*WRITTEN REQUEST*
Repeat the material verbatim. Images are excluded from the copy.
++++++++
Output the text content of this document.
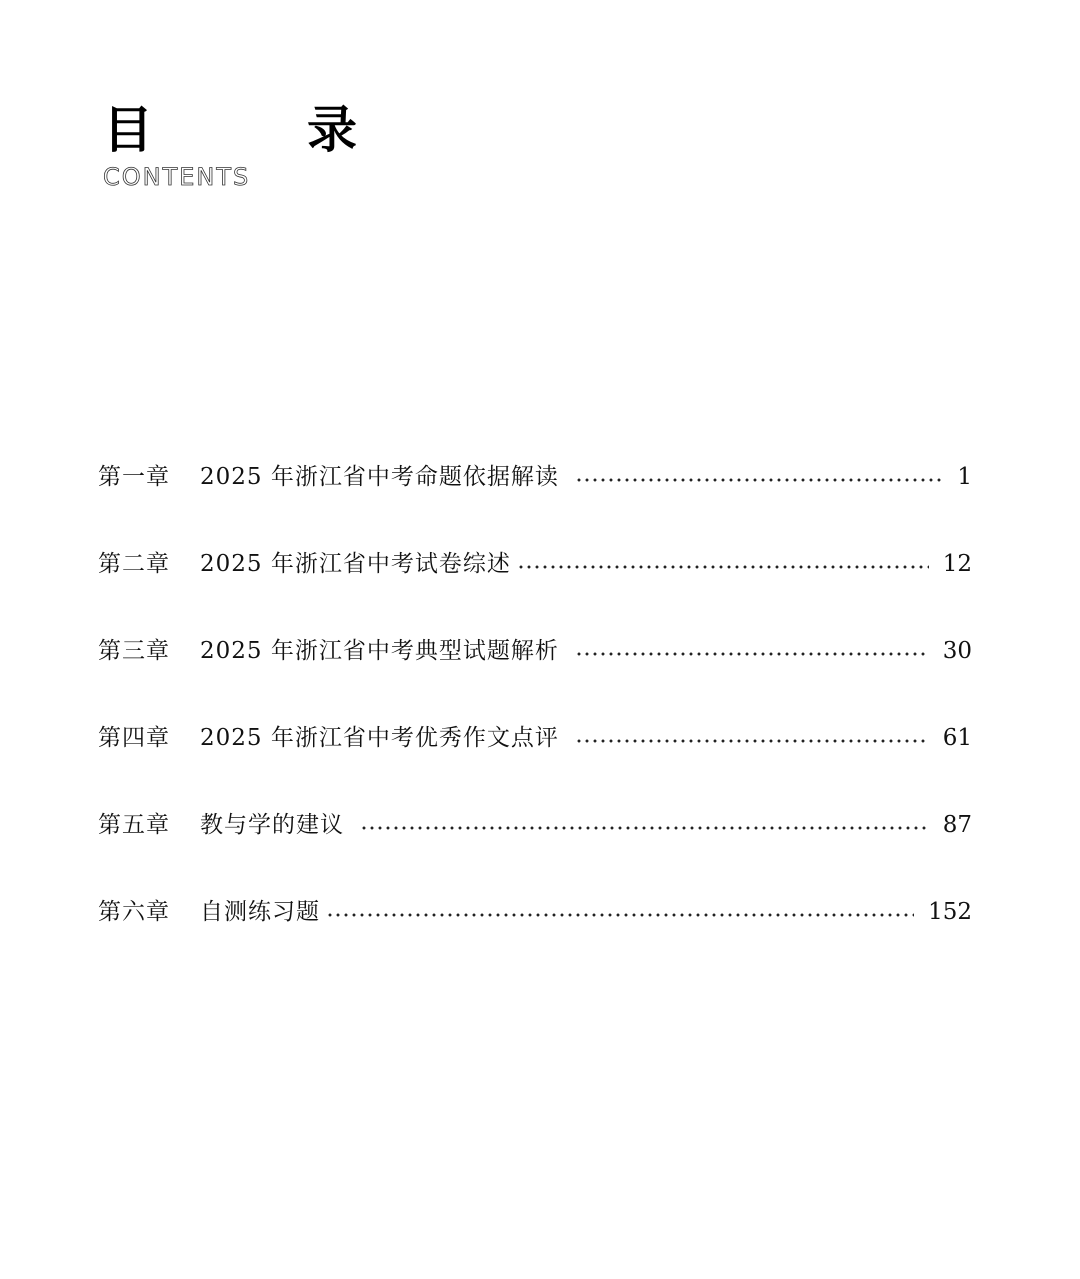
目　录
CONTENTS
第一章	2025 年浙江省中考命题依据解读	1
第二章	2025 年浙江省中考试卷综述	12
第三章	2025 年浙江省中考典型试题解析	30
第四章	2025 年浙江省中考优秀作文点评	61
第五章	教与学的建议	87
第六章	自测练习题	152
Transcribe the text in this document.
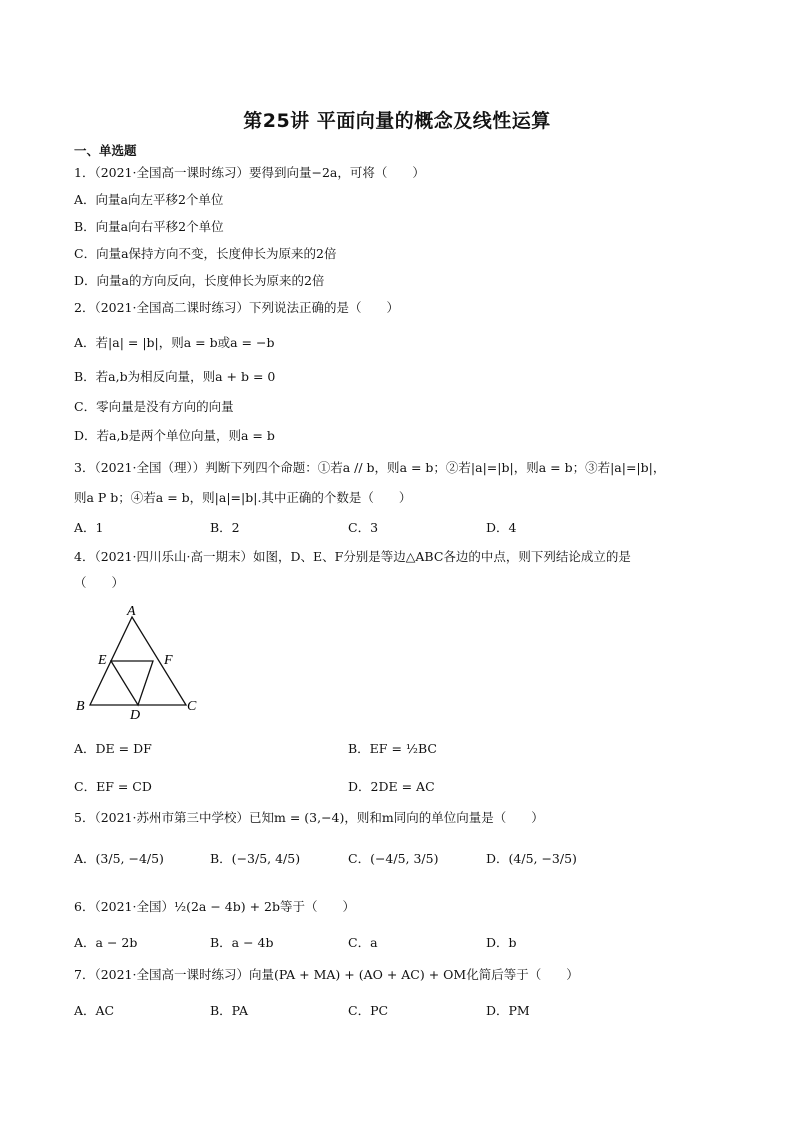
第25讲 平面向量的概念及线性运算
一、单选题
1．（2021·全国高一课时练习）要得到向量−2a，可将（　　）
A．向量a向左平移2个单位
B．向量a向右平移2个单位
C．向量a保持方向不变，长度伸长为原来的2倍
D．向量a的方向反向，长度伸长为原来的2倍
2．（2021·全国高二课时练习）下列说法正确的是（　　）
A．若|a| = |b|，则a = b或a = −b
B．若a,b为相反向量，则a + b = 0
C．零向量是没有方向的向量
D．若a,b是两个单位向量，则a = b
3．（2021·全国（理））判断下列四个命题：①若a // b，则a = b；②若|a|=|b|，则a = b；③若|a|=|b|，
则a P b；④若a = b，则|a|=|b|.其中正确的个数是（　　）
A．1	B．2	C．3	D．4
4．（2021·四川乐山·高一期末）如图，D、E、F分别是等边△ABC各边的中点，则下列结论成立的是
（　　）
A
B	C
D
E	F
A．DE = DF	B．EF = ½BC
C．EF = CD	D．2DE = AC
5．（2021·苏州市第三中学校）已知m = (3,−4)，则和m同向的单位向量是（　　）
A．(3/5, −4/5)	B．(−3/5, 4/5)	C．(−4/5, 3/5)	D．(4/5, −3/5)
6．（2021·全国）½(2a − 4b) + 2b等于（　　）
A．a − 2b	B．a − 4b	C．a	D．b
7．（2021·全国高一课时练习）向量(PA + MA) + (AO + AC) + OM化简后等于（　　）
A．AC	B．PA	C．PC	D．PM
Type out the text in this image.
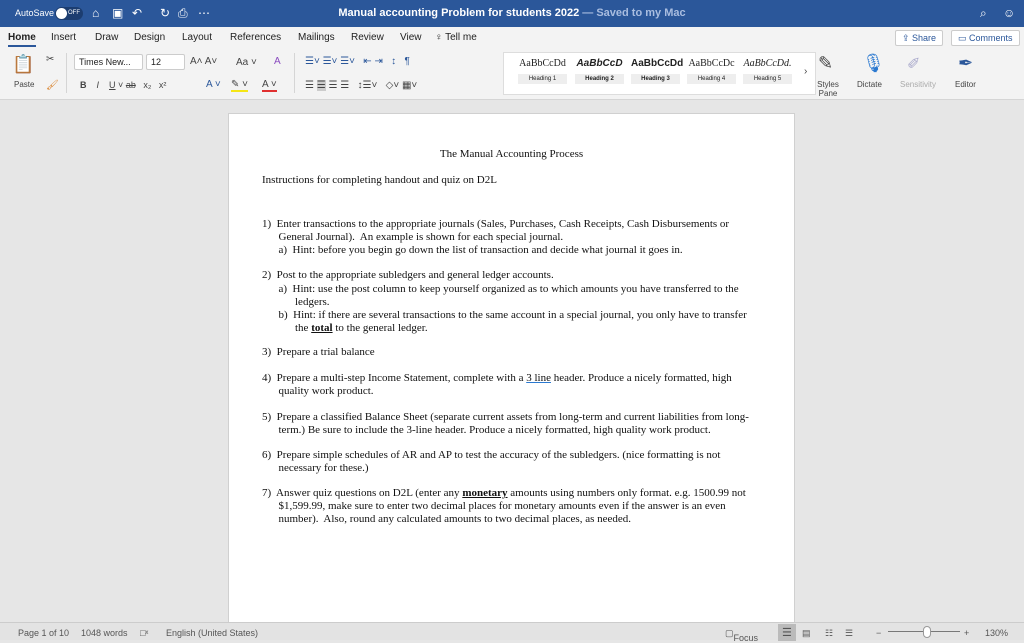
AutoSave	OFF ⌂ ▣ ↶ ↻ ⎙ ⋯	Manual accounting Problem for students 2022 — Saved to my Mac	⌕ ☺
Home Insert Draw Design Layout References Mailings Review View ♀ Tell me	⇪ Share	▭ Comments
📋
Paste
✂
🖌
Times New...	12	A˄ A˅ Aa ˅ A
B I U ˅ ab   x₂   x²	A ˅ ✎ ˅ A ˅
☰˅ ☰˅ ☰˅   ⇤ ⇥   ↕   ¶
☰ ☰ ☰ ☰   ↕☰˅   ◇˅ ▦˅
AaBbCcDd
Heading 1
AaBbCcD
Heading 2
AaBbCcDd
Heading 3
AaBbCcDc
Heading 4
AaBbCcDd.
Heading 5
› ✎
Styles Pane
🎙
Dictate
✐
Sensitivity
✒
Editor
The Manual Accounting Process
Instructions for completing handout and quiz on D2L
1)  Enter transactions to the appropriate journals (Sales, Purchases, Cash Receipts, Cash Disbursements or
General Journal).  An example is shown for each special journal.
a)  Hint: before you begin go down the list of transaction and decide what journal it goes in.
2)  Post to the appropriate subledgers and general ledger accounts.
a)  Hint: use the post column to keep yourself organized as to which amounts you have transferred to the
ledgers.
b)  Hint: if there are several transactions to the same account in a special journal, you only have to transfer
the total to the general ledger.
3)  Prepare a trial balance
4)  Prepare a multi-step Income Statement, complete with a 3 line header. Produce a nicely formatted, high
quality work product.
5)  Prepare a classified Balance Sheet (separate current assets from long-term and current liabilities from long-
term.) Be sure to include the 3-line header. Produce a nicely formatted, high quality work product.
6)  Prepare simple schedules of AR and AP to test the accuracy of the subledgers. (nice formatting is not
necessary for these.)
7)  Answer quiz questions on D2L (enter any monetary amounts using numbers only format. e.g. 1500.99 not
$1,599.99, make sure to enter two decimal places for monetary amounts even if the answer is an even
number).  Also, round any calculated amounts to two decimal places, as needed.
Page 1 of 10 1048 words □ˣ English (United States)	▢ Focus	☰	▤ ☷ ☰	−	+ 130%
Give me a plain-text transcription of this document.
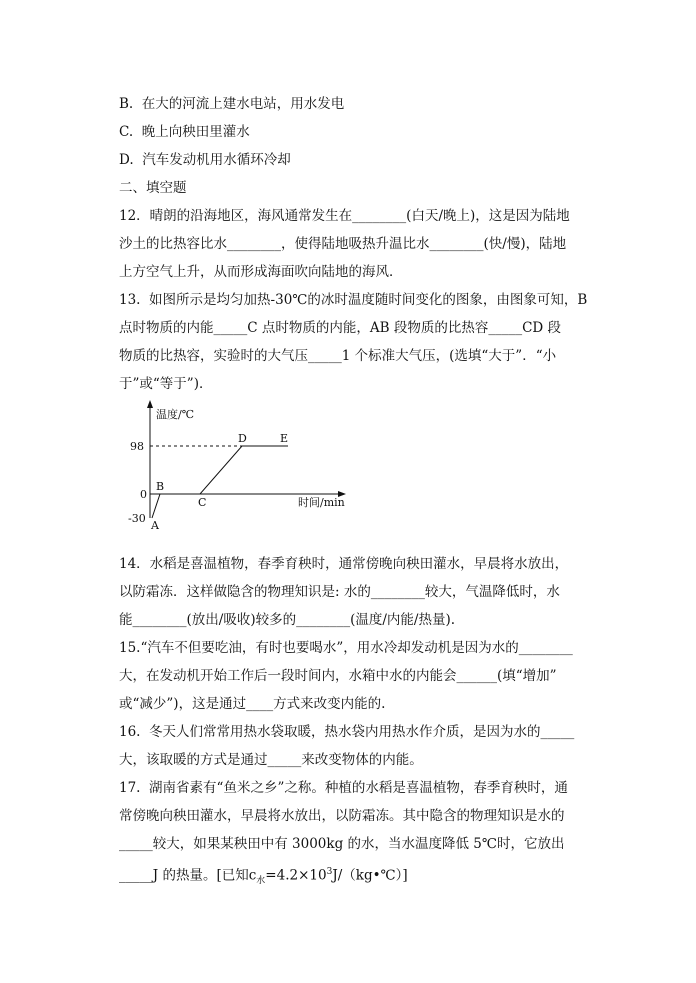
B.  在大的河流上建水电站，用水发电
C.  晚上向秧田里灌水
D.  汽车发动机用水循环冷却
二、填空题
12．晴朗的沿海地区，海风通常发生在________(白天/晚上)，这是因为陆地
沙土的比热容比水________，使得陆地吸热升温比水________(快/慢)，陆地
上方空气上升，从而形成海面吹向陆地的海风．
13.  如图所示是均匀加热-30℃的冰时温度随时间变化的图象，由图象可知，B
点时物质的内能_____C 点时物质的内能，AB 段物质的比热容_____CD 段
物质的比热容，实验时的大气压_____1 个标准大气压，(选填“大于”．“小
于”或“等于”)．
温度/℃
时间/min
98
0
-30
A
B
C
D	E
14．水稻是喜温植物，春季育秧时，通常傍晚向秧田灌水，早晨将水放出，
以防霜冻．这样做隐含的物理知识是: 水的________较大，气温降低时，水
能________(放出/吸收)较多的________(温度/内能/热量).
15.“汽车不但要吃油，有时也要喝水”，用水冷却发动机是因为水的________
大，在发动机开始工作后一段时间内，水箱中水的内能会______(填“增加”
或“减少”)，这是通过____方式来改变内能的.
16.  冬天人们常常用热水袋取暖，热水袋内用热水作介质，是因为水的_____
大，该取暖的方式是通过_____来改变物体的内能。
17.  湖南省素有“鱼米之乡”之称。种植的水稻是喜温植物，春季育秧时，通
常傍晚向秧田灌水，早晨将水放出，以防霜冻。其中隐含的物理知识是水的
_____较大，如果某秧田中有 3000kg 的水，当水温度降低 5℃时，它放出
_____J 的热量。[已知$c_水=4.2\times 10^3J/(kg•℃)$]
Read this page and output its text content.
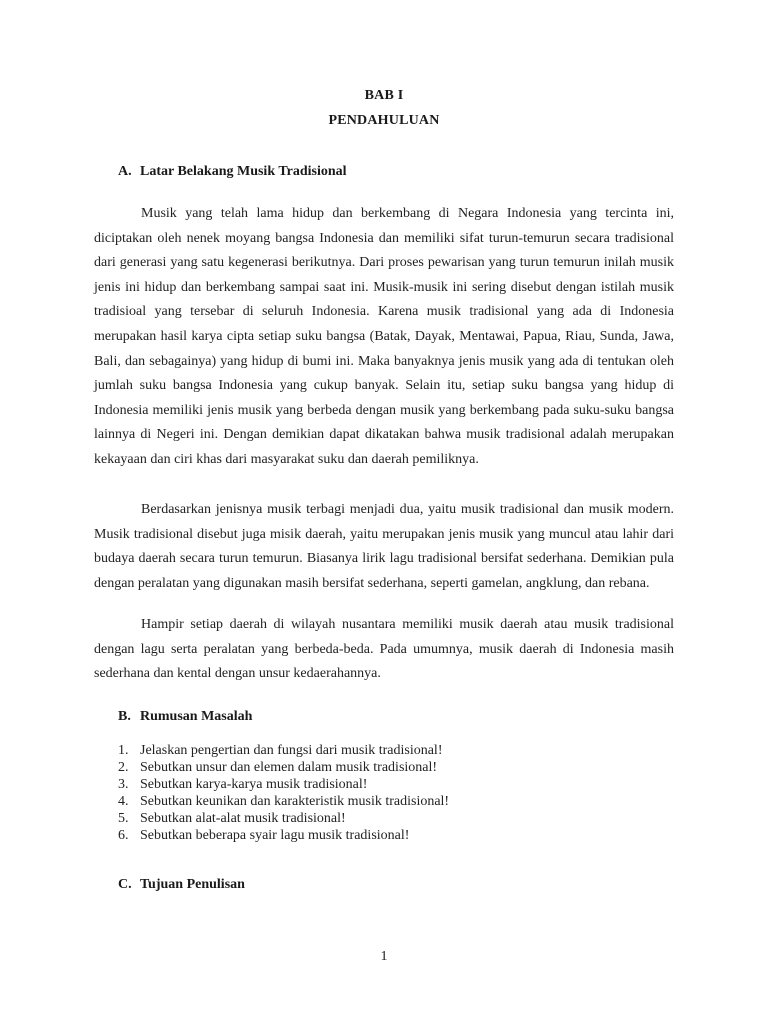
BAB I
PENDAHULUAN
A. Latar Belakang Musik Tradisional

Musik yang telah lama hidup dan berkembang di Negara Indonesia yang tercinta ini, diciptakan oleh nenek moyang bangsa Indonesia dan memiliki sifat turun-temurun secara tradisional dari generasi yang satu kegenerasi berikutnya. Dari proses pewarisan yang turun temurun inilah musik jenis ini hidup dan berkembang sampai saat ini. Musik-musik ini sering disebut dengan istilah musik tradisioal yang tersebar di seluruh Indonesia. Karena musik tradisional yang ada di Indonesia merupakan hasil karya cipta setiap suku bangsa (Batak, Dayak, Mentawai, Papua, Riau, Sunda, Jawa, Bali, dan sebagainya) yang hidup di bumi ini. Maka banyaknya jenis musik yang ada di tentukan oleh jumlah suku bangsa Indonesia yang cukup banyak. Selain itu, setiap suku bangsa yang hidup di Indonesia memiliki jenis musik yang berbeda dengan musik yang berkembang pada suku-suku bangsa lainnya di Negeri ini. Dengan demikian dapat dikatakan bahwa musik tradisional adalah merupakan kekayaan dan ciri khas dari masyarakat suku dan daerah pemiliknya.

Berdasarkan jenisnya musik terbagi menjadi dua, yaitu musik tradisional dan musik modern. Musik tradisional disebut juga misik daerah, yaitu merupakan jenis musik yang muncul atau lahir dari budaya daerah secara turun temurun. Biasanya lirik lagu tradisional bersifat sederhana. Demikian pula dengan peralatan yang digunakan masih bersifat sederhana, seperti gamelan, angklung, dan rebana.

Hampir setiap daerah di wilayah nusantara memiliki musik daerah atau musik tradisional dengan lagu serta peralatan yang berbeda-beda. Pada umumnya, musik daerah di Indonesia masih sederhana dan kental dengan unsur kedaerahannya.

B. Rumusan Masalah
1. Jelaskan pengertian dan fungsi dari musik tradisional!
2. Sebutkan unsur dan elemen dalam musik tradisional!
3. Sebutkan karya-karya musik tradisional!
4. Sebutkan keunikan dan karakteristik musik tradisional!
5. Sebutkan alat-alat musik tradisional!
6. Sebutkan beberapa syair lagu musik tradisional!
C. Tujuan Penulisan
1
++++++++
*ANSWER TO THIS EXERCISE*
Output the text content of this document.
目　录
CONTENTS
第一章	2025 年浙江省中考命题依据解读	1
第二章	2025 年浙江省中考试卷综述	12
第三章	2025 年浙江省中考典型试题解析	30
第四章	2025 年浙江省中考优秀作文点评	61
第五章	教与学的建议	87
第六章	自测练习题	152
Transcribe the text in this document.
第25讲 平面向量的概念及线性运算
一、单选题
1．（2021·全国高一课时练习）要得到向量−2a，可将（　　）
A．向量a向左平移2个单位
B．向量a向右平移2个单位
C．向量a保持方向不变，长度伸长为原来的2倍
D．向量a的方向反向，长度伸长为原来的2倍
2．（2021·全国高二课时练习）下列说法正确的是（　　）
A．若|a| = |b|，则a = b或a = −b
B．若a,b为相反向量，则a + b = 0
C．零向量是没有方向的向量
D．若a,b是两个单位向量，则a = b
3．（2021·全国（理））判断下列四个命题：①若a // b，则a = b；②若|a|=|b|，则a = b；③若|a|=|b|，
则a P b；④若a = b，则|a|=|b|.其中正确的个数是（　　）
A．1	B．2	C．3	D．4
4．（2021·四川乐山·高一期末）如图，D、E、F分别是等边△ABC各边的中点，则下列结论成立的是
（　　）
A
B	C
D
E	F
A．DE = DF	B．EF = ½BC
C．EF = CD	D．2DE = AC
5．（2021·苏州市第三中学校）已知m = (3,−4)，则和m同向的单位向量是（　　）
A．(3/5, −4/5)	B．(−3/5, 4/5)	C．(−4/5, 3/5)	D．(4/5, −3/5)
6．（2021·全国）½(2a − 4b) + 2b等于（　　）
A．a − 2b	B．a − 4b	C．a	D．b
7．（2021·全国高一课时练习）向量(PA + MA) + (AO + AC) + OM化简后等于（　　）
A．AC	B．PA	C．PC	D．PM
Type out the text in this image.
AutoSave	OFF ⌂ ▣ ↶ ↻ ⎙ ⋯	Manual accounting Problem for students 2022 — Saved to my Mac	⌕ ☺
Home Insert Draw Design Layout References Mailings Review View ♀ Tell me	⇪ Share	▭ Comments
📋
Paste
✂
🖌
Times New...	12	A˄ A˅ Aa ˅ A
B I U ˅ ab   x₂   x²	A ˅ ✎ ˅ A ˅
☰˅ ☰˅ ☰˅   ⇤ ⇥   ↕   ¶
☰ ☰ ☰ ☰   ↕☰˅   ◇˅ ▦˅
AaBbCcDd
Heading 1
AaBbCcD
Heading 2
AaBbCcDd
Heading 3
AaBbCcDc
Heading 4
AaBbCcDd.
Heading 5
› ✎
Styles Pane
🎙
Dictate
✐
Sensitivity
✒
Editor
The Manual Accounting Process
Instructions for completing handout and quiz on D2L
1)  Enter transactions to the appropriate journals (Sales, Purchases, Cash Receipts, Cash Disbursements or
General Journal).  An example is shown for each special journal.
a)  Hint: before you begin go down the list of transaction and decide what journal it goes in.
2)  Post to the appropriate subledgers and general ledger accounts.
a)  Hint: use the post column to keep yourself organized as to which amounts you have transferred to the
ledgers.
b)  Hint: if there are several transactions to the same account in a special journal, you only have to transfer
the total to the general ledger.
3)  Prepare a trial balance
4)  Prepare a multi-step Income Statement, complete with a 3 line header. Produce a nicely formatted, high
quality work product.
5)  Prepare a classified Balance Sheet (separate current assets from long-term and current liabilities from long-
term.) Be sure to include the 3-line header. Produce a nicely formatted, high quality work product.
6)  Prepare simple schedules of AR and AP to test the accuracy of the subledgers. (nice formatting is not
necessary for these.)
7)  Answer quiz questions on D2L (enter any monetary amounts using numbers only format. e.g. 1500.99 not
$1,599.99, make sure to enter two decimal places for monetary amounts even if the answer is an even
number).  Also, round any calculated amounts to two decimal places, as needed.
Page 1 of 10 1048 words □ˣ English (United States)	▢ Focus	☰	▤ ☷ ☰	−	+ 130%
Give me a plain-text transcription of this document.
B.  在大的河流上建水电站，用水发电
C.  晚上向秧田里灌水
D.  汽车发动机用水循环冷却
二、填空题
12．晴朗的沿海地区，海风通常发生在________(白天/晚上)，这是因为陆地
沙土的比热容比水________，使得陆地吸热升温比水________(快/慢)，陆地
上方空气上升，从而形成海面吹向陆地的海风．
13.  如图所示是均匀加热-30℃的冰时温度随时间变化的图象，由图象可知，B
点时物质的内能_____C 点时物质的内能，AB 段物质的比热容_____CD 段
物质的比热容，实验时的大气压_____1 个标准大气压，(选填“大于”．“小
于”或“等于”)．
温度/℃
时间/min
98
0
-30
A
B
C
D	E
14．水稻是喜温植物，春季育秧时，通常傍晚向秧田灌水，早晨将水放出，
以防霜冻．这样做隐含的物理知识是: 水的________较大，气温降低时，水
能________(放出/吸收)较多的________(温度/内能/热量).
15.“汽车不但要吃油，有时也要喝水”，用水冷却发动机是因为水的________
大，在发动机开始工作后一段时间内，水箱中水的内能会______(填“增加”
或“减少”)，这是通过____方式来改变内能的.
16.  冬天人们常常用热水袋取暖，热水袋内用热水作介质，是因为水的_____
大，该取暖的方式是通过_____来改变物体的内能。
17.  湖南省素有“鱼米之乡”之称。种植的水稻是喜温植物，春季育秧时，通
常傍晚向秧田灌水，早晨将水放出，以防霜冻。其中隐含的物理知识是水的
_____较大，如果某秧田中有 3000kg 的水，当水温度降低 5℃时，它放出
_____J 的热量。[已知$c_水=4.2\times 10^3J/(kg•℃)$]
Read this page and output its text content.
BAB I
PENDAHULUAN
A. Latar Belakang Musik Tradisional

Musik yang telah lama hidup dan berkembang di Negara Indonesia yang tercinta ini, diciptakan oleh nenek moyang bangsa Indonesia dan memiliki sifat turun-temurun secara tradisional dari generasi yang satu kegenerasi berikutnya. Dari proses pewarisan yang turun temurun inilah musik jenis ini hidup dan berkembang sampai saat ini. Musik-musik ini sering disebut dengan istilah musik tradisioal yang tersebar di seluruh Indonesia. Karena musik tradisional yang ada di Indonesia merupakan hasil karya cipta setiap suku bangsa (Batak, Dayak, Mentawai, Papua, Riau, Sunda, Jawa, Bali, dan sebagainya) yang hidup di bumi ini. Maka banyaknya jenis musik yang ada di tentukan oleh jumlah suku bangsa Indonesia yang cukup banyak. Selain itu, setiap suku bangsa yang hidup di Indonesia memiliki jenis musik yang berbeda dengan musik yang berkembang pada suku-suku bangsa lainnya di Negeri ini. Dengan demikian dapat dikatakan bahwa musik tradisional adalah merupakan kekayaan dan ciri khas dari masyarakat suku dan daerah pemiliknya.

Berdasarkan jenisnya musik terbagi menjadi dua, yaitu musik tradisional dan musik modern. Musik tradisional disebut juga misik daerah, yaitu merupakan jenis musik yang muncul atau lahir dari budaya daerah secara turun temurun. Biasanya lirik lagu tradisional bersifat sederhana. Demikian pula dengan peralatan yang digunakan masih bersifat sederhana, seperti gamelan, angklung, dan rebana.

Hampir setiap daerah di wilayah nusantara memiliki musik daerah atau musik tradisional dengan lagu serta peralatan yang berbeda-beda. Pada umumnya, musik daerah di Indonesia masih sederhana dan kental dengan unsur kedaerahannya.

B. Rumusan Masalah
1. Jelaskan pengertian dan fungsi dari musik tradisional!
2. Sebutkan unsur dan elemen dalam musik tradisional!
3. Sebutkan karya-karya musik tradisional!
4. Sebutkan keunikan dan karakteristik musik tradisional!
5. Sebutkan alat-alat musik tradisional!
6. Sebutkan beberapa syair lagu musik tradisional!
C. Tujuan Penulisan
1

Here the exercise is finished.